● **EXCERPT TO READ**:
━━━━

Assessment of blood clot formation in patients with Primary Sjögren’s syndrome (pSS)
© Collins et al; licensee BioMed Central Ltd. 2013
Published: 14 February 2013
Primary Sjögren’s syndrome (pSS) is an autoimmune rheumatic disease affecting the exocrine glands. Several pSS-associated clinical and laboratory parameters may predispose to thromboembolic risk, however clinical data is conflicting.
My primary objective was to test whether whole blood clot formation is abnormal in pSS using several complementary approaches: Thromboelestrography (TEG) and Multiplate platelet mapping (MPP) for pSS patients compared to healthy and disease (lupus-SLE) controls and compare the size/composition of blood clots formed ex-vivo between pSS patients and healthy controls using a clotting chamber, which simulates the clotting process in-vivo.
My secondary objectives were to determine if any clinical/laboratory/cytokine parameters were associated with abnormal clotting.
TEG and MPP were performed on blood samples from 12 healthy controls, 24 pSS and 11 SLE patients.
For TEG: clot formation speed, strength and lysis rate were analysed. For MPP, platelet receptor responses to common agonists were investigated.
12 pSS patients completed a clotting chamber procedure.
Univariate correlation analysis was used to determine the relationship between clotting and clinical/laboratory/cytokine parameters.
All TEG and MPP parameters were similar between groups. Statistically significant correlations were found for (a) ESR and clot lysis parameters (p<0.007); (b) CD40L and clot formation/lysis rate (P<0.01).
Analysis of clot specimens from the clotting chamber is on-going. Preliminary data indicate that several cytokines are “consumed” during the clot formation.
There was no difference in clotting and platelet receptors function between pSS patients and lupus patients/healthy controls. Interestingly, several laboratory/clinical parameters significantly correlate with clotting/platelet receptor function.

━━━━

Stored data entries
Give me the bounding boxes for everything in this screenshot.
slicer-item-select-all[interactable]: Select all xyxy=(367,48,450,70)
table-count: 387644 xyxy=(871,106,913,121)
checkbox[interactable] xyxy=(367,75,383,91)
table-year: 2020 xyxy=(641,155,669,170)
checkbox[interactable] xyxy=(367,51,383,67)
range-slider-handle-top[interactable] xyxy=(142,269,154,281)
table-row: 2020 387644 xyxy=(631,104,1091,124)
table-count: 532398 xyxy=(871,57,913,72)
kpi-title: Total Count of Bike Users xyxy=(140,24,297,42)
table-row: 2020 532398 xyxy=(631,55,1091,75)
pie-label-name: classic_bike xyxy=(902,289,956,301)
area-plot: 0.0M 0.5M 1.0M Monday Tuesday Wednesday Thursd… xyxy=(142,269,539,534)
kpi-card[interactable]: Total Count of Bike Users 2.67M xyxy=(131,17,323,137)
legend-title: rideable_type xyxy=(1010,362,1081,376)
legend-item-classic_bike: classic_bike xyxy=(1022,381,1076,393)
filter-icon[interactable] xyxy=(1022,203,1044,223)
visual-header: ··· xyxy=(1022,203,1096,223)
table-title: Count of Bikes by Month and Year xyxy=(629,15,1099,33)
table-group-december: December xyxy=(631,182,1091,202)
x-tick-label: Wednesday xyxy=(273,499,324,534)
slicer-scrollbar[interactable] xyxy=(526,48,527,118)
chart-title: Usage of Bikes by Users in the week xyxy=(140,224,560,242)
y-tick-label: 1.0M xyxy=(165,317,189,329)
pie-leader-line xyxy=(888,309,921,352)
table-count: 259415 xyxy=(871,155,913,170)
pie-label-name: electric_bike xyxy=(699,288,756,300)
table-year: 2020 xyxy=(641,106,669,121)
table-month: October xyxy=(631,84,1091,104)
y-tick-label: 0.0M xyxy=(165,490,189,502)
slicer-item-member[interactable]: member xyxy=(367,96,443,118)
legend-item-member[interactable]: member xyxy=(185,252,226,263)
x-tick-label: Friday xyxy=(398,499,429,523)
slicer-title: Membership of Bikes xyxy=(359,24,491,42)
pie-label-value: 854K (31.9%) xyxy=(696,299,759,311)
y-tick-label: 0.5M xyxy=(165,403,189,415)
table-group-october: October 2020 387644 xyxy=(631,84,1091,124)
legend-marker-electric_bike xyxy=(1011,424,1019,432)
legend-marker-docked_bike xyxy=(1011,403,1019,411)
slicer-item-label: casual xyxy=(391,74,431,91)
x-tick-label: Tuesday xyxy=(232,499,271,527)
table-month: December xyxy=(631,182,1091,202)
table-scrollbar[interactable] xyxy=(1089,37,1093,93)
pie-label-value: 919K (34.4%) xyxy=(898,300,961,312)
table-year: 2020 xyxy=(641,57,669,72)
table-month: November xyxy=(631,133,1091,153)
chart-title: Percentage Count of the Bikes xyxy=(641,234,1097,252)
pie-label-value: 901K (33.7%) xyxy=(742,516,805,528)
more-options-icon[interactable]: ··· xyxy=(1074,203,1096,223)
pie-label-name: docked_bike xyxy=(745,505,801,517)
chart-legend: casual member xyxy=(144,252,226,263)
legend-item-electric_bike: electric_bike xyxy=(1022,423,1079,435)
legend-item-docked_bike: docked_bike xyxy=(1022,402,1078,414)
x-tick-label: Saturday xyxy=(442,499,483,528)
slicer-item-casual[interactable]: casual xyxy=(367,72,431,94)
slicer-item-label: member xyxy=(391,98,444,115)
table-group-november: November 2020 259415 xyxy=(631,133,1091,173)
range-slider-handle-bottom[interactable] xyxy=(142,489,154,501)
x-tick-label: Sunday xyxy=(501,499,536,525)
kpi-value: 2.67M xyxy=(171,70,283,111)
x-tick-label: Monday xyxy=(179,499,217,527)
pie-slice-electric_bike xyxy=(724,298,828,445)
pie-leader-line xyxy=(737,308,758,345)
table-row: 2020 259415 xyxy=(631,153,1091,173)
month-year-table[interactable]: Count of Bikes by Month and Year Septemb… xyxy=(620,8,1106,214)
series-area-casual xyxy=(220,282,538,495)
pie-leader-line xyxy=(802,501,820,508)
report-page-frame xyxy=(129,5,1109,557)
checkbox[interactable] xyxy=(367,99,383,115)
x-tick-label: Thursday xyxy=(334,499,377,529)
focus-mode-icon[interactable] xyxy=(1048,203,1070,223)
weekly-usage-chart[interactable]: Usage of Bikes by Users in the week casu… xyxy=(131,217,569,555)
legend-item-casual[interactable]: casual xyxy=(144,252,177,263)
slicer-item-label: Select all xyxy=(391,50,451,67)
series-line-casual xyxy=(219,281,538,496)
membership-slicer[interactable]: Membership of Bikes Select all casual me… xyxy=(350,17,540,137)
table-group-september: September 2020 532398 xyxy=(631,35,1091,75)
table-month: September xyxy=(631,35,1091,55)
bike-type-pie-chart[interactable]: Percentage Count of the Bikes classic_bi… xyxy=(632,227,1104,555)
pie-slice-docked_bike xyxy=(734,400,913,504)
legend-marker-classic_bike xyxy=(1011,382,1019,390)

━━━━

● **EXERCISE**: From the Sjögren's syndrome abstract above, list each group of participants whose blood samples underwent TEG and MPP, with the number in each group.

● **SOLUTION TO THIS EXERCISE**:
- Healthy controls: 12
- pSS patients: 24
- SLE patients: 11